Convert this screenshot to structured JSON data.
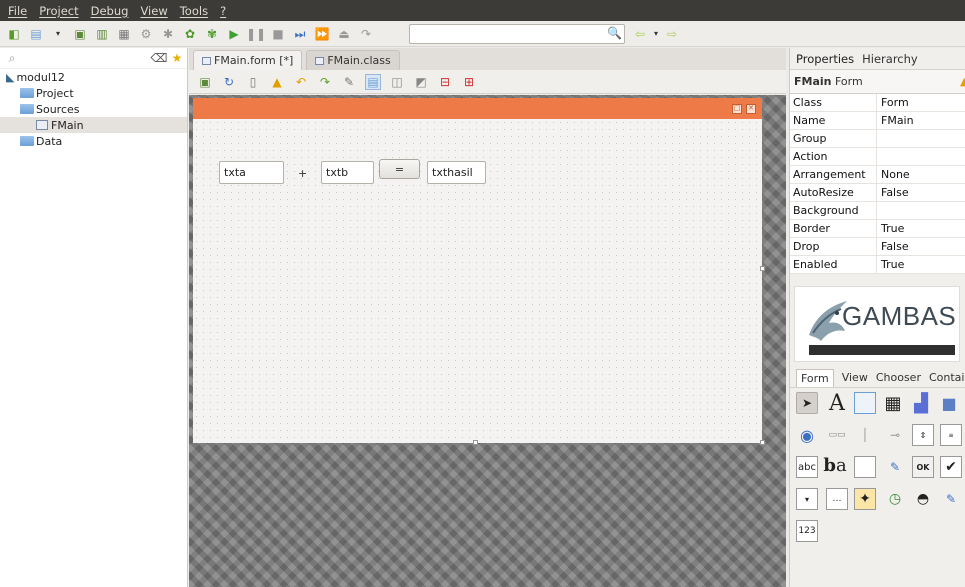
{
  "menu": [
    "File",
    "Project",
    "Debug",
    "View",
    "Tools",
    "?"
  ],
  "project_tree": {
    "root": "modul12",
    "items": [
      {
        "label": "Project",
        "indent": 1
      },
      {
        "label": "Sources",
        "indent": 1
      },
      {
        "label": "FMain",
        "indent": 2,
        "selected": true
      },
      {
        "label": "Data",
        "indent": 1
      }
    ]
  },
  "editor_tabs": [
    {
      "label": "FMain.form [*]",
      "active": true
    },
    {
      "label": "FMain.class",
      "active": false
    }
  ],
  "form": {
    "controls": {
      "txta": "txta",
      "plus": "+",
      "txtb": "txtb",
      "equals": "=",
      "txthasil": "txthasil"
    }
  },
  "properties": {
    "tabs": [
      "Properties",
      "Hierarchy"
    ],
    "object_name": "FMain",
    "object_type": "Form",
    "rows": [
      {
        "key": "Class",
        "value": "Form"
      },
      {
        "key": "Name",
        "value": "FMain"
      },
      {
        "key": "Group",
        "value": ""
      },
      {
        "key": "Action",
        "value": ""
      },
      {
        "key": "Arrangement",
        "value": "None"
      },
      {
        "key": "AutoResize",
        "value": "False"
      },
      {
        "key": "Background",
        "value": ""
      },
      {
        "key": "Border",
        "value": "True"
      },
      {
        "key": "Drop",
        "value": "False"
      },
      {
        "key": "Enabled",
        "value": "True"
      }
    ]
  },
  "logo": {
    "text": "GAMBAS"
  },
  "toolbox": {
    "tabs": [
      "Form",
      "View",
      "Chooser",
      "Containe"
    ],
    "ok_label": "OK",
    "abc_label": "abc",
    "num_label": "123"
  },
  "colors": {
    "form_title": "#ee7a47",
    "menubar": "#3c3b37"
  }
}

== WHAT THE EXERCISE ASKS ==
Leave the pictures out and write out every entry exactly as given.

== ANSWER FOR THIS EXERCISE ==
Convert this screenshot to structured JSON data.
{
  "menu": [
    "File",
    "Project",
    "Debug",
    "View",
    "Tools",
    "?"
  ],
  "project_tree": {
    "root": "modul12",
    "items": [
      {
        "label": "Project",
        "indent": 1
      },
      {
        "label": "Sources",
        "indent": 1
      },
      {
        "label": "FMain",
        "indent": 2,
        "selected": true
      },
      {
        "label": "Data",
        "indent": 1
      }
    ]
  },
  "editor_tabs": [
    {
      "label": "FMain.form [*]",
      "active": true
    },
    {
      "label": "FMain.class",
      "active": false
    }
  ],
  "form": {
    "controls": {
      "txta": "txta",
      "plus": "+",
      "txtb": "txtb",
      "equals": "=",
      "txthasil": "txthasil"
    }
  },
  "properties": {
    "tabs": [
      "Properties",
      "Hierarchy"
    ],
    "object_name": "FMain",
    "object_type": "Form",
    "rows": [
      {
        "key": "Class",
        "value": "Form"
      },
      {
        "key": "Name",
        "value": "FMain"
      },
      {
        "key": "Group",
        "value": ""
      },
      {
        "key": "Action",
        "value": ""
      },
      {
        "key": "Arrangement",
        "value": "None"
      },
      {
        "key": "AutoResize",
        "value": "False"
      },
      {
        "key": "Background",
        "value": ""
      },
      {
        "key": "Border",
        "value": "True"
      },
      {
        "key": "Drop",
        "value": "False"
      },
      {
        "key": "Enabled",
        "value": "True"
      }
    ]
  },
  "logo": {
    "text": "GAMBAS"
  },
  "toolbox": {
    "tabs": [
      "Form",
      "View",
      "Chooser",
      "Containe"
    ],
    "ok_label": "OK",
    "abc_label": "abc",
    "num_label": "123"
  },
  "colors": {
    "form_title": "#ee7a47",
    "menubar": "#3c3b37"
  }
}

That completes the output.